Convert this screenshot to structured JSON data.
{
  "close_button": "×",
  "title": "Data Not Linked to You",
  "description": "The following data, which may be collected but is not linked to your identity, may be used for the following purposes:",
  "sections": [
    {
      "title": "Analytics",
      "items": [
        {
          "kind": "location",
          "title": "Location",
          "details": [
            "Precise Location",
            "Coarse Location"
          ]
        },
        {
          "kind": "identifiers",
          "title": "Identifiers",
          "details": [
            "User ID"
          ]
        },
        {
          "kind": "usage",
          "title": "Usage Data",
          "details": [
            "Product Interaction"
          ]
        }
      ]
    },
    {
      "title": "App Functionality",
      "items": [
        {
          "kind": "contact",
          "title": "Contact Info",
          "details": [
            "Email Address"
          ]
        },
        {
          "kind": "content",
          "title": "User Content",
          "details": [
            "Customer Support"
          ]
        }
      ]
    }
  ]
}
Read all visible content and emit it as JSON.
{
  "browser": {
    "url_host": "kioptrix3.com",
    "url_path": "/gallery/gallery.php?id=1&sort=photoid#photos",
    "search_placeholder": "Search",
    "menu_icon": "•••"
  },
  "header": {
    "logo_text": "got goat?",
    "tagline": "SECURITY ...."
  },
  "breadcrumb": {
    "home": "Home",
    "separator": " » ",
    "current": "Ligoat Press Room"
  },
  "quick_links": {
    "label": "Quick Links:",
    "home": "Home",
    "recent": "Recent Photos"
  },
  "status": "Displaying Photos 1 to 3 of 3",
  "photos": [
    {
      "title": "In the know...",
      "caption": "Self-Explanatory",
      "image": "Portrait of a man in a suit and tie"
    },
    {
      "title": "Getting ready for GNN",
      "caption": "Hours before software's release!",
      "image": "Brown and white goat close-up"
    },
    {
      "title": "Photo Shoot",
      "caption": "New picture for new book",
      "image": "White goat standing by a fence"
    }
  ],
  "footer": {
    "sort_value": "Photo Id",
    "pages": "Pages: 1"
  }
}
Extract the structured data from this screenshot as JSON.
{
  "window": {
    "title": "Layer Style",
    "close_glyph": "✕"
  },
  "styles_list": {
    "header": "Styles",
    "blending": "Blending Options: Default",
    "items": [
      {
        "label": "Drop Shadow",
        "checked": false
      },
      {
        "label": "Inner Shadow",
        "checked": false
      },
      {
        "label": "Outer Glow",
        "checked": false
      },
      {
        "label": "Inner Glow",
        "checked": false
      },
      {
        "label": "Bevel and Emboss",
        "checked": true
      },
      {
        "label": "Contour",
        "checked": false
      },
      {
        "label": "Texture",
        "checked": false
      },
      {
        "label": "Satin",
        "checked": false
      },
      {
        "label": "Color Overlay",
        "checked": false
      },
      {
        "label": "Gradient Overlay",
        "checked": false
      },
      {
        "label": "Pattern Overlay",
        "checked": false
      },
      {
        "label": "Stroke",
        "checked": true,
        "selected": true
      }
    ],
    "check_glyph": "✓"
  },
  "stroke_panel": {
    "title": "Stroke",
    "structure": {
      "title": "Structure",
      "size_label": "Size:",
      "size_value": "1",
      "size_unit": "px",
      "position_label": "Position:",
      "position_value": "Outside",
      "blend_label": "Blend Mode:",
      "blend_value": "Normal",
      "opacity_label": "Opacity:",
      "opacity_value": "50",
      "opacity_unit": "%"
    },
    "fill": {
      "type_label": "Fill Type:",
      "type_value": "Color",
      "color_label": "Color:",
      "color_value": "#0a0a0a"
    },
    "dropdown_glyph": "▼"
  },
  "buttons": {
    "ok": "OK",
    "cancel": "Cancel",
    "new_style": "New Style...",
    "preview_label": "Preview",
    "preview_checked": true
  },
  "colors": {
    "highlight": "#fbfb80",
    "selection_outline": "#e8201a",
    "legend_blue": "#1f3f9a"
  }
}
☆ ☆ ☆
> STATED EXERCISE
Reproduce the material in full, with no word added or dropped.

> ANSWER FOR THIS EXERCISE
Convert this screenshot to structured JSON data.
{
  "close_button": "×",
  "title": "Data Not Linked to You",
  "description": "The following data, which may be collected but is not linked to your identity, may be used for the following purposes:",
  "sections": [
    {
      "title": "Analytics",
      "items": [
        {
          "kind": "location",
          "title": "Location",
          "details": [
            "Precise Location",
            "Coarse Location"
          ]
        },
        {
          "kind": "identifiers",
          "title": "Identifiers",
          "details": [
            "User ID"
          ]
        },
        {
          "kind": "usage",
          "title": "Usage Data",
          "details": [
            "Product Interaction"
          ]
        }
      ]
    },
    {
      "title": "App Functionality",
      "items": [
        {
          "kind": "contact",
          "title": "Contact Info",
          "details": [
            "Email Address"
          ]
        },
        {
          "kind": "content",
          "title": "User Content",
          "details": [
            "Customer Support"
          ]
        }
      ]
    }
  ]
}
Read all visible content and emit it as JSON.
{
  "browser": {
    "url_host": "kioptrix3.com",
    "url_path": "/gallery/gallery.php?id=1&sort=photoid#photos",
    "search_placeholder": "Search",
    "menu_icon": "•••"
  },
  "header": {
    "logo_text": "got goat?",
    "tagline": "SECURITY ...."
  },
  "breadcrumb": {
    "home": "Home",
    "separator": " » ",
    "current": "Ligoat Press Room"
  },
  "quick_links": {
    "label": "Quick Links:",
    "home": "Home",
    "recent": "Recent Photos"
  },
  "status": "Displaying Photos 1 to 3 of 3",
  "photos": [
    {
      "title": "In the know...",
      "caption": "Self-Explanatory",
      "image": "Portrait of a man in a suit and tie"
    },
    {
      "title": "Getting ready for GNN",
      "caption": "Hours before software's release!",
      "image": "Brown and white goat close-up"
    },
    {
      "title": "Photo Shoot",
      "caption": "New picture for new book",
      "image": "White goat standing by a fence"
    }
  ],
  "footer": {
    "sort_value": "Photo Id",
    "pages": "Pages: 1"
  }
}
Extract the structured data from this screenshot as JSON.
{
  "window": {
    "title": "Layer Style",
    "close_glyph": "✕"
  },
  "styles_list": {
    "header": "Styles",
    "blending": "Blending Options: Default",
    "items": [
      {
        "label": "Drop Shadow",
        "checked": false
      },
      {
        "label": "Inner Shadow",
        "checked": false
      },
      {
        "label": "Outer Glow",
        "checked": false
      },
      {
        "label": "Inner Glow",
        "checked": false
      },
      {
        "label": "Bevel and Emboss",
        "checked": true
      },
      {
        "label": "Contour",
        "checked": false
      },
      {
        "label": "Texture",
        "checked": false
      },
      {
        "label": "Satin",
        "checked": false
      },
      {
        "label": "Color Overlay",
        "checked": false
      },
      {
        "label": "Gradient Overlay",
        "checked": false
      },
      {
        "label": "Pattern Overlay",
        "checked": false
      },
      {
        "label": "Stroke",
        "checked": true,
        "selected": true
      }
    ],
    "check_glyph": "✓"
  },
  "stroke_panel": {
    "title": "Stroke",
    "structure": {
      "title": "Structure",
      "size_label": "Size:",
      "size_value": "1",
      "size_unit": "px",
      "position_label": "Position:",
      "position_value": "Outside",
      "blend_label": "Blend Mode:",
      "blend_value": "Normal",
      "opacity_label": "Opacity:",
      "opacity_value": "50",
      "opacity_unit": "%"
    },
    "fill": {
      "type_label": "Fill Type:",
      "type_value": "Color",
      "color_label": "Color:",
      "color_value": "#0a0a0a"
    },
    "dropdown_glyph": "▼"
  },
  "buttons": {
    "ok": "OK",
    "cancel": "Cancel",
    "new_style": "New Style...",
    "preview_label": "Preview",
    "preview_checked": true
  },
  "colors": {
    "highlight": "#fbfb80",
    "selection_outline": "#e8201a",
    "legend_blue": "#1f3f9a"
  }
}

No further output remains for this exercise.